# Provided data:
-*-*-

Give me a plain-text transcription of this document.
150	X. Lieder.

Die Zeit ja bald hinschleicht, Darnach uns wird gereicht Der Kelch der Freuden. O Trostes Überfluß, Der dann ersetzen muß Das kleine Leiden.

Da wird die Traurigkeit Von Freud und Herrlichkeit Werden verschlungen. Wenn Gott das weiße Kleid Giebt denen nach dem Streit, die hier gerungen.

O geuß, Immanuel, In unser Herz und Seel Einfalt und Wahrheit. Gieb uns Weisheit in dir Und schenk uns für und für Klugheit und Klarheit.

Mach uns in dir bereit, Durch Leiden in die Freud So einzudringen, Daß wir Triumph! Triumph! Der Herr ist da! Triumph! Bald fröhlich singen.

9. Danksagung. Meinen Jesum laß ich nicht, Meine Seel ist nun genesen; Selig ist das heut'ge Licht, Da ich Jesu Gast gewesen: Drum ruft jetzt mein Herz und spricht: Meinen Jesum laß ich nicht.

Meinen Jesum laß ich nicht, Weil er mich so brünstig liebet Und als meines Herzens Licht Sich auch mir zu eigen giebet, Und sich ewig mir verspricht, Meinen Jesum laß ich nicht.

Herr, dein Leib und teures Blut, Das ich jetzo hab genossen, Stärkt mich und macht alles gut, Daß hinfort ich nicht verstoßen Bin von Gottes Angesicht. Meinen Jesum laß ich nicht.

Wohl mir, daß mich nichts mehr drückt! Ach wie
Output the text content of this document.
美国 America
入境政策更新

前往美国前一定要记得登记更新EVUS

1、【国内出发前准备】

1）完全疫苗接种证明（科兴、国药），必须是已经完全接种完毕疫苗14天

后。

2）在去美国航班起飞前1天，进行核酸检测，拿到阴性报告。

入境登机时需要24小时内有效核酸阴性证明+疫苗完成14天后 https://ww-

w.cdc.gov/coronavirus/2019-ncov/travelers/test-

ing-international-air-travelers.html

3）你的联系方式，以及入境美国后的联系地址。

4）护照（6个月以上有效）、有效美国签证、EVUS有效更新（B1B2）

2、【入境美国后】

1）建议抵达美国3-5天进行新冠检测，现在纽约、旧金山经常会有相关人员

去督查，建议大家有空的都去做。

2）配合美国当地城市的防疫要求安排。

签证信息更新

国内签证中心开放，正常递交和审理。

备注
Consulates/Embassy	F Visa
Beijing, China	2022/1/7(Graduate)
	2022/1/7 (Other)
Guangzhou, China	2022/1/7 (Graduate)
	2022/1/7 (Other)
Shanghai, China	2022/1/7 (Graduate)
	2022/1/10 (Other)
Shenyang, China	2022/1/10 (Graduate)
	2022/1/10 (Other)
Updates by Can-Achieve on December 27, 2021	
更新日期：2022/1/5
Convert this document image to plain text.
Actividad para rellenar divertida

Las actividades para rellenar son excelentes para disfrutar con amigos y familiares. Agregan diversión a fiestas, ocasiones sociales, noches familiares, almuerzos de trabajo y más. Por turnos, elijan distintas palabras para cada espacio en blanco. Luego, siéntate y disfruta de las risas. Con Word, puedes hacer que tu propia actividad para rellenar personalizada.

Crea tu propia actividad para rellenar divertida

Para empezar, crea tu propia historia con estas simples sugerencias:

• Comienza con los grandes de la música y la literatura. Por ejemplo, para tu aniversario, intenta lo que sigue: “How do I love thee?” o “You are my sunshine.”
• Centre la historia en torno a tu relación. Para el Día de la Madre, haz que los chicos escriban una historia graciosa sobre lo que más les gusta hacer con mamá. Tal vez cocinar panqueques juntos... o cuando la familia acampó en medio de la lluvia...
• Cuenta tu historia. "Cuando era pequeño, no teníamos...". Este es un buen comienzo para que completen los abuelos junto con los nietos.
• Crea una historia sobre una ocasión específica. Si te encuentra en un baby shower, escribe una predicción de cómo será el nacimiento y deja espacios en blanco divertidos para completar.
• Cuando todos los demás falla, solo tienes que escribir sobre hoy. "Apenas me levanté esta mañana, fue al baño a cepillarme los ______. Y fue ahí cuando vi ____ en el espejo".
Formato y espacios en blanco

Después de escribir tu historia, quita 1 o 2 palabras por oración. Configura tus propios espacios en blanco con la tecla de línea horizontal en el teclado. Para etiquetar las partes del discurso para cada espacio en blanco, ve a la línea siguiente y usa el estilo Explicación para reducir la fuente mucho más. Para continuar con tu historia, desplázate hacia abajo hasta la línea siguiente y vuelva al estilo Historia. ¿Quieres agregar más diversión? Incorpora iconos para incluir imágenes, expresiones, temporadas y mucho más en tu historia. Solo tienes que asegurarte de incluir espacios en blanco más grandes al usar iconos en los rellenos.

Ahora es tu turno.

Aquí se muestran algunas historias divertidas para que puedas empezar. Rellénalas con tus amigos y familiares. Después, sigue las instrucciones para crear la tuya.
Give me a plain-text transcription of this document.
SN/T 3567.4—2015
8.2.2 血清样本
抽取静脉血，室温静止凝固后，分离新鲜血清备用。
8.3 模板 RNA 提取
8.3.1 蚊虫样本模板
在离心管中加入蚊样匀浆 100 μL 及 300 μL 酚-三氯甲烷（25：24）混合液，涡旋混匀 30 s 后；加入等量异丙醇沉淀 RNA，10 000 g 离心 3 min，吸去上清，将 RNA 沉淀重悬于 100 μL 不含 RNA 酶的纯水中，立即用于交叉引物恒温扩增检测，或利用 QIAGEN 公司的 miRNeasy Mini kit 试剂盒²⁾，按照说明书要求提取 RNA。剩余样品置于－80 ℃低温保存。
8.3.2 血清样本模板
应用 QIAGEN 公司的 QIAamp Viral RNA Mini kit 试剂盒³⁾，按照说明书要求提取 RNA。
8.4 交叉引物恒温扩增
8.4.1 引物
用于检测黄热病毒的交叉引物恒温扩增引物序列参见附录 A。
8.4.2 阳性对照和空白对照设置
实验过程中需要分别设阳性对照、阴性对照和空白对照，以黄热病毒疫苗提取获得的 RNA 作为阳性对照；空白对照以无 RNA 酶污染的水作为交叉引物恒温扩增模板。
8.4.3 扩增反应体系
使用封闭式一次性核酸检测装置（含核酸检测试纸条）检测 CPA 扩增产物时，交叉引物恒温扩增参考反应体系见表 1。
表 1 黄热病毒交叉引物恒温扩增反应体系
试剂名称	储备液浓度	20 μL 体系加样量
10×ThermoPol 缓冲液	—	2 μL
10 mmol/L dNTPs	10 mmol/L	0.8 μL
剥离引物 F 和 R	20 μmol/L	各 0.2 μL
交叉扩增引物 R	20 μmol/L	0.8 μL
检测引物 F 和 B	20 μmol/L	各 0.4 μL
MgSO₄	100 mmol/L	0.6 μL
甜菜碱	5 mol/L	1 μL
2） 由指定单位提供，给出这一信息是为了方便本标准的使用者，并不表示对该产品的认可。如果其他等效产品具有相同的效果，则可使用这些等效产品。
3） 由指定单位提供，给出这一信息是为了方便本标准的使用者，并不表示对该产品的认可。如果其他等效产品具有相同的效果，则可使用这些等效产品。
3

-*-*-

# Task statement:
Filter the records above for lines containing the word "wird", and copy those lines.

# Task response:
Die Zeit ja bald hinschleicht, Darnach uns wird gereicht Der Kelch der Freuden. O Trostes Überfluß, Der dann ersetzen muß Das kleine Leiden.
Da wird die Traurigkeit Von Freud und Herrlichkeit Werden verschlungen. Wenn Gott das weiße Kleid Giebt denen nach dem Streit, die hier gerungen.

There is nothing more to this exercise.